>> BEGIN RAW RECORDS
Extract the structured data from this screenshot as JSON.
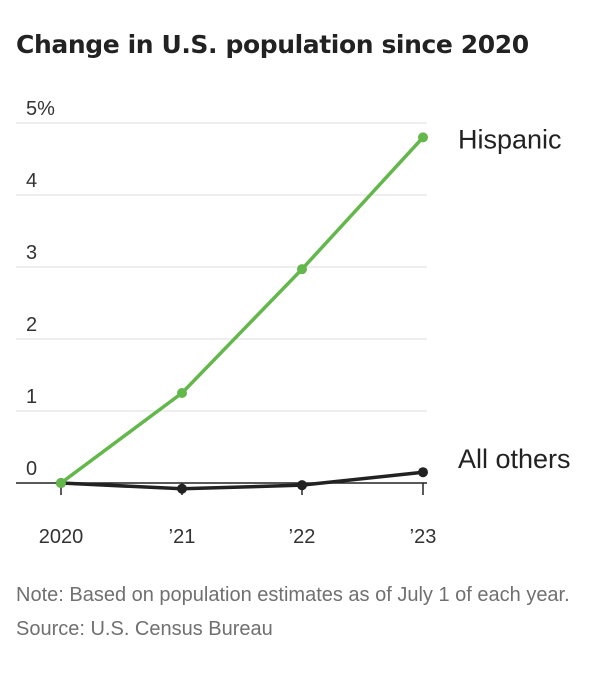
{
  "header": {
    "title": "Change in U.S. population since 2020"
  },
  "chart_data": {
    "type": "line",
    "title": "Change in U.S. population since 2020",
    "x": [
      "2020",
      "’21",
      "’22",
      "’23"
    ],
    "y_ticks": [
      "0",
      "1",
      "2",
      "3",
      "4",
      "5%"
    ],
    "ylim": [
      0,
      5
    ],
    "grid": true,
    "legend": "direct labels at line ends (right)",
    "series": [
      {
        "name": "Hispanic",
        "values": [
          0,
          1.25,
          2.97,
          4.8
        ],
        "color": "#63b74b"
      },
      {
        "name": "All others",
        "values": [
          0,
          -0.08,
          -0.03,
          0.15
        ],
        "color": "#222222"
      }
    ]
  },
  "footer": {
    "note": "Note: Based on population estimates as of July 1 of each year.",
    "source": "Source: U.S. Census Bureau"
  }
}
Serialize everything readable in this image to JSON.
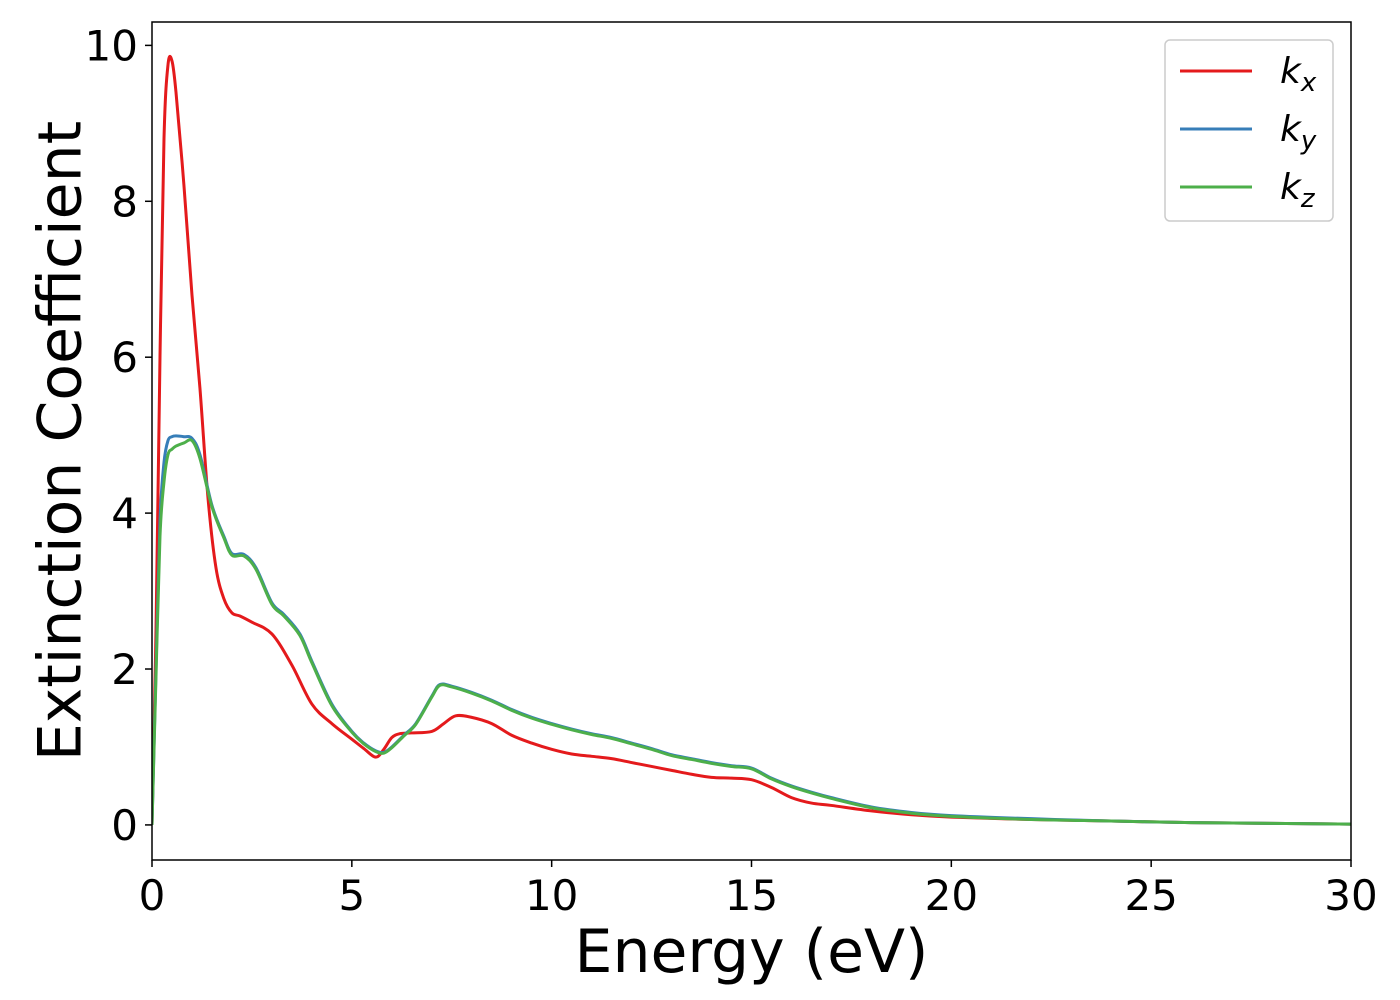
{
  "chart_data": {
    "type": "line",
    "title": "",
    "xlabel": "Energy (eV)",
    "ylabel": "Extinction Coefficient",
    "xlim": [
      0,
      30
    ],
    "ylim": [
      -0.45,
      10.3
    ],
    "xticks": [
      0,
      5,
      10,
      15,
      20,
      25,
      30
    ],
    "yticks": [
      0,
      2,
      4,
      6,
      8,
      10
    ],
    "xtick_labels": [
      "0",
      "5",
      "10",
      "15",
      "20",
      "25",
      "30"
    ],
    "ytick_labels": [
      "0",
      "2",
      "4",
      "6",
      "8",
      "10"
    ],
    "grid": false,
    "legend_position": "top-right",
    "series": [
      {
        "name": "k_x",
        "label_base": "k",
        "label_sub": "x",
        "color": "#e41a1c",
        "x": [
          0,
          0.1,
          0.2,
          0.3,
          0.4,
          0.5,
          0.6,
          0.8,
          1.0,
          1.2,
          1.4,
          1.6,
          1.8,
          2.0,
          2.2,
          2.5,
          3.0,
          3.5,
          4.0,
          4.5,
          5.0,
          5.3,
          5.6,
          5.8,
          6.0,
          6.2,
          6.5,
          7.0,
          7.3,
          7.6,
          8.0,
          8.5,
          9.0,
          9.5,
          10.0,
          10.5,
          11.0,
          11.5,
          12.0,
          12.5,
          13.0,
          13.5,
          14.0,
          14.5,
          15.0,
          15.5,
          16.0,
          16.5,
          17.0,
          18.0,
          19.0,
          20.0,
          22.0,
          24.0,
          26.0,
          28.0,
          30.0
        ],
        "y": [
          0,
          2.5,
          6.0,
          8.8,
          9.75,
          9.8,
          9.4,
          8.2,
          6.8,
          5.6,
          4.2,
          3.3,
          2.9,
          2.72,
          2.68,
          2.6,
          2.45,
          2.05,
          1.55,
          1.3,
          1.1,
          0.98,
          0.87,
          0.97,
          1.12,
          1.17,
          1.18,
          1.2,
          1.3,
          1.4,
          1.38,
          1.3,
          1.15,
          1.05,
          0.97,
          0.91,
          0.88,
          0.85,
          0.8,
          0.75,
          0.7,
          0.65,
          0.61,
          0.6,
          0.58,
          0.48,
          0.35,
          0.28,
          0.25,
          0.18,
          0.13,
          0.1,
          0.07,
          0.05,
          0.03,
          0.02,
          0.01
        ]
      },
      {
        "name": "k_y",
        "label_base": "k",
        "label_sub": "y",
        "color": "#377eb8",
        "x": [
          0,
          0.1,
          0.2,
          0.3,
          0.4,
          0.5,
          0.6,
          0.8,
          1.0,
          1.2,
          1.5,
          1.8,
          2.0,
          2.3,
          2.6,
          3.0,
          3.3,
          3.7,
          4.0,
          4.5,
          5.0,
          5.3,
          5.6,
          5.8,
          6.0,
          6.3,
          6.6,
          7.0,
          7.2,
          7.5,
          8.0,
          8.5,
          9.0,
          9.5,
          10.0,
          10.5,
          11.0,
          11.5,
          12.0,
          12.5,
          13.0,
          13.5,
          14.0,
          14.5,
          15.0,
          15.5,
          16.0,
          16.5,
          17.0,
          18.0,
          19.0,
          20.0,
          22.0,
          24.0,
          26.0,
          28.0,
          30.0
        ],
        "y": [
          0,
          2.0,
          3.9,
          4.65,
          4.93,
          4.98,
          4.99,
          4.98,
          4.96,
          4.75,
          4.1,
          3.7,
          3.48,
          3.47,
          3.3,
          2.85,
          2.7,
          2.45,
          2.1,
          1.55,
          1.2,
          1.05,
          0.95,
          0.93,
          1.0,
          1.15,
          1.3,
          1.65,
          1.8,
          1.78,
          1.7,
          1.6,
          1.48,
          1.38,
          1.3,
          1.23,
          1.17,
          1.12,
          1.05,
          0.98,
          0.9,
          0.85,
          0.8,
          0.76,
          0.73,
          0.6,
          0.5,
          0.42,
          0.35,
          0.23,
          0.16,
          0.12,
          0.08,
          0.05,
          0.03,
          0.02,
          0.01
        ]
      },
      {
        "name": "k_z",
        "label_base": "k",
        "label_sub": "z",
        "color": "#4daf4a",
        "x": [
          0,
          0.1,
          0.2,
          0.3,
          0.4,
          0.5,
          0.6,
          0.8,
          1.0,
          1.2,
          1.5,
          1.8,
          2.0,
          2.3,
          2.6,
          3.0,
          3.3,
          3.7,
          4.0,
          4.5,
          5.0,
          5.3,
          5.6,
          5.8,
          6.0,
          6.3,
          6.6,
          7.0,
          7.2,
          7.5,
          8.0,
          8.5,
          9.0,
          9.5,
          10.0,
          10.5,
          11.0,
          11.5,
          12.0,
          12.5,
          13.0,
          13.5,
          14.0,
          14.5,
          15.0,
          15.5,
          16.0,
          16.5,
          17.0,
          18.0,
          19.0,
          20.0,
          22.0,
          24.0,
          26.0,
          28.0,
          30.0
        ],
        "y": [
          0,
          1.9,
          3.7,
          4.4,
          4.75,
          4.82,
          4.86,
          4.9,
          4.93,
          4.7,
          4.08,
          3.68,
          3.46,
          3.45,
          3.28,
          2.83,
          2.68,
          2.43,
          2.08,
          1.53,
          1.19,
          1.04,
          0.94,
          0.92,
          0.99,
          1.14,
          1.29,
          1.64,
          1.79,
          1.77,
          1.69,
          1.59,
          1.47,
          1.37,
          1.29,
          1.22,
          1.16,
          1.11,
          1.04,
          0.97,
          0.89,
          0.84,
          0.79,
          0.75,
          0.72,
          0.59,
          0.49,
          0.41,
          0.34,
          0.22,
          0.15,
          0.11,
          0.07,
          0.05,
          0.03,
          0.02,
          0.01
        ]
      }
    ]
  }
}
>> END RAW RECORDS
## WHAT YOU NEED TO DO
Transcribe every line from the records above without alteration, and leave out the images.

## TASK RESPONSE
Extract the structured data from this screenshot as JSON.
{
  "header": {
    "title": "Change in U.S. population since 2020"
  },
  "chart_data": {
    "type": "line",
    "title": "Change in U.S. population since 2020",
    "x": [
      "2020",
      "’21",
      "’22",
      "’23"
    ],
    "y_ticks": [
      "0",
      "1",
      "2",
      "3",
      "4",
      "5%"
    ],
    "ylim": [
      0,
      5
    ],
    "grid": true,
    "legend": "direct labels at line ends (right)",
    "series": [
      {
        "name": "Hispanic",
        "values": [
          0,
          1.25,
          2.97,
          4.8
        ],
        "color": "#63b74b"
      },
      {
        "name": "All others",
        "values": [
          0,
          -0.08,
          -0.03,
          0.15
        ],
        "color": "#222222"
      }
    ]
  },
  "footer": {
    "note": "Note: Based on population estimates as of July 1 of each year.",
    "source": "Source: U.S. Census Bureau"
  }
}
Serialize everything readable in this image to JSON.
{
  "chart_data": {
    "type": "line",
    "title": "",
    "xlabel": "Energy (eV)",
    "ylabel": "Extinction Coefficient",
    "xlim": [
      0,
      30
    ],
    "ylim": [
      -0.45,
      10.3
    ],
    "xticks": [
      0,
      5,
      10,
      15,
      20,
      25,
      30
    ],
    "yticks": [
      0,
      2,
      4,
      6,
      8,
      10
    ],
    "xtick_labels": [
      "0",
      "5",
      "10",
      "15",
      "20",
      "25",
      "30"
    ],
    "ytick_labels": [
      "0",
      "2",
      "4",
      "6",
      "8",
      "10"
    ],
    "grid": false,
    "legend_position": "top-right",
    "series": [
      {
        "name": "k_x",
        "label_base": "k",
        "label_sub": "x",
        "color": "#e41a1c",
        "x": [
          0,
          0.1,
          0.2,
          0.3,
          0.4,
          0.5,
          0.6,
          0.8,
          1.0,
          1.2,
          1.4,
          1.6,
          1.8,
          2.0,
          2.2,
          2.5,
          3.0,
          3.5,
          4.0,
          4.5,
          5.0,
          5.3,
          5.6,
          5.8,
          6.0,
          6.2,
          6.5,
          7.0,
          7.3,
          7.6,
          8.0,
          8.5,
          9.0,
          9.5,
          10.0,
          10.5,
          11.0,
          11.5,
          12.0,
          12.5,
          13.0,
          13.5,
          14.0,
          14.5,
          15.0,
          15.5,
          16.0,
          16.5,
          17.0,
          18.0,
          19.0,
          20.0,
          22.0,
          24.0,
          26.0,
          28.0,
          30.0
        ],
        "y": [
          0,
          2.5,
          6.0,
          8.8,
          9.75,
          9.8,
          9.4,
          8.2,
          6.8,
          5.6,
          4.2,
          3.3,
          2.9,
          2.72,
          2.68,
          2.6,
          2.45,
          2.05,
          1.55,
          1.3,
          1.1,
          0.98,
          0.87,
          0.97,
          1.12,
          1.17,
          1.18,
          1.2,
          1.3,
          1.4,
          1.38,
          1.3,
          1.15,
          1.05,
          0.97,
          0.91,
          0.88,
          0.85,
          0.8,
          0.75,
          0.7,
          0.65,
          0.61,
          0.6,
          0.58,
          0.48,
          0.35,
          0.28,
          0.25,
          0.18,
          0.13,
          0.1,
          0.07,
          0.05,
          0.03,
          0.02,
          0.01
        ]
      },
      {
        "name": "k_y",
        "label_base": "k",
        "label_sub": "y",
        "color": "#377eb8",
        "x": [
          0,
          0.1,
          0.2,
          0.3,
          0.4,
          0.5,
          0.6,
          0.8,
          1.0,
          1.2,
          1.5,
          1.8,
          2.0,
          2.3,
          2.6,
          3.0,
          3.3,
          3.7,
          4.0,
          4.5,
          5.0,
          5.3,
          5.6,
          5.8,
          6.0,
          6.3,
          6.6,
          7.0,
          7.2,
          7.5,
          8.0,
          8.5,
          9.0,
          9.5,
          10.0,
          10.5,
          11.0,
          11.5,
          12.0,
          12.5,
          13.0,
          13.5,
          14.0,
          14.5,
          15.0,
          15.5,
          16.0,
          16.5,
          17.0,
          18.0,
          19.0,
          20.0,
          22.0,
          24.0,
          26.0,
          28.0,
          30.0
        ],
        "y": [
          0,
          2.0,
          3.9,
          4.65,
          4.93,
          4.98,
          4.99,
          4.98,
          4.96,
          4.75,
          4.1,
          3.7,
          3.48,
          3.47,
          3.3,
          2.85,
          2.7,
          2.45,
          2.1,
          1.55,
          1.2,
          1.05,
          0.95,
          0.93,
          1.0,
          1.15,
          1.3,
          1.65,
          1.8,
          1.78,
          1.7,
          1.6,
          1.48,
          1.38,
          1.3,
          1.23,
          1.17,
          1.12,
          1.05,
          0.98,
          0.9,
          0.85,
          0.8,
          0.76,
          0.73,
          0.6,
          0.5,
          0.42,
          0.35,
          0.23,
          0.16,
          0.12,
          0.08,
          0.05,
          0.03,
          0.02,
          0.01
        ]
      },
      {
        "name": "k_z",
        "label_base": "k",
        "label_sub": "z",
        "color": "#4daf4a",
        "x": [
          0,
          0.1,
          0.2,
          0.3,
          0.4,
          0.5,
          0.6,
          0.8,
          1.0,
          1.2,
          1.5,
          1.8,
          2.0,
          2.3,
          2.6,
          3.0,
          3.3,
          3.7,
          4.0,
          4.5,
          5.0,
          5.3,
          5.6,
          5.8,
          6.0,
          6.3,
          6.6,
          7.0,
          7.2,
          7.5,
          8.0,
          8.5,
          9.0,
          9.5,
          10.0,
          10.5,
          11.0,
          11.5,
          12.0,
          12.5,
          13.0,
          13.5,
          14.0,
          14.5,
          15.0,
          15.5,
          16.0,
          16.5,
          17.0,
          18.0,
          19.0,
          20.0,
          22.0,
          24.0,
          26.0,
          28.0,
          30.0
        ],
        "y": [
          0,
          1.9,
          3.7,
          4.4,
          4.75,
          4.82,
          4.86,
          4.9,
          4.93,
          4.7,
          4.08,
          3.68,
          3.46,
          3.45,
          3.28,
          2.83,
          2.68,
          2.43,
          2.08,
          1.53,
          1.19,
          1.04,
          0.94,
          0.92,
          0.99,
          1.14,
          1.29,
          1.64,
          1.79,
          1.77,
          1.69,
          1.59,
          1.47,
          1.37,
          1.29,
          1.22,
          1.16,
          1.11,
          1.04,
          0.97,
          0.89,
          0.84,
          0.79,
          0.75,
          0.72,
          0.59,
          0.49,
          0.41,
          0.34,
          0.22,
          0.15,
          0.11,
          0.07,
          0.05,
          0.03,
          0.02,
          0.01
        ]
      }
    ]
  }
}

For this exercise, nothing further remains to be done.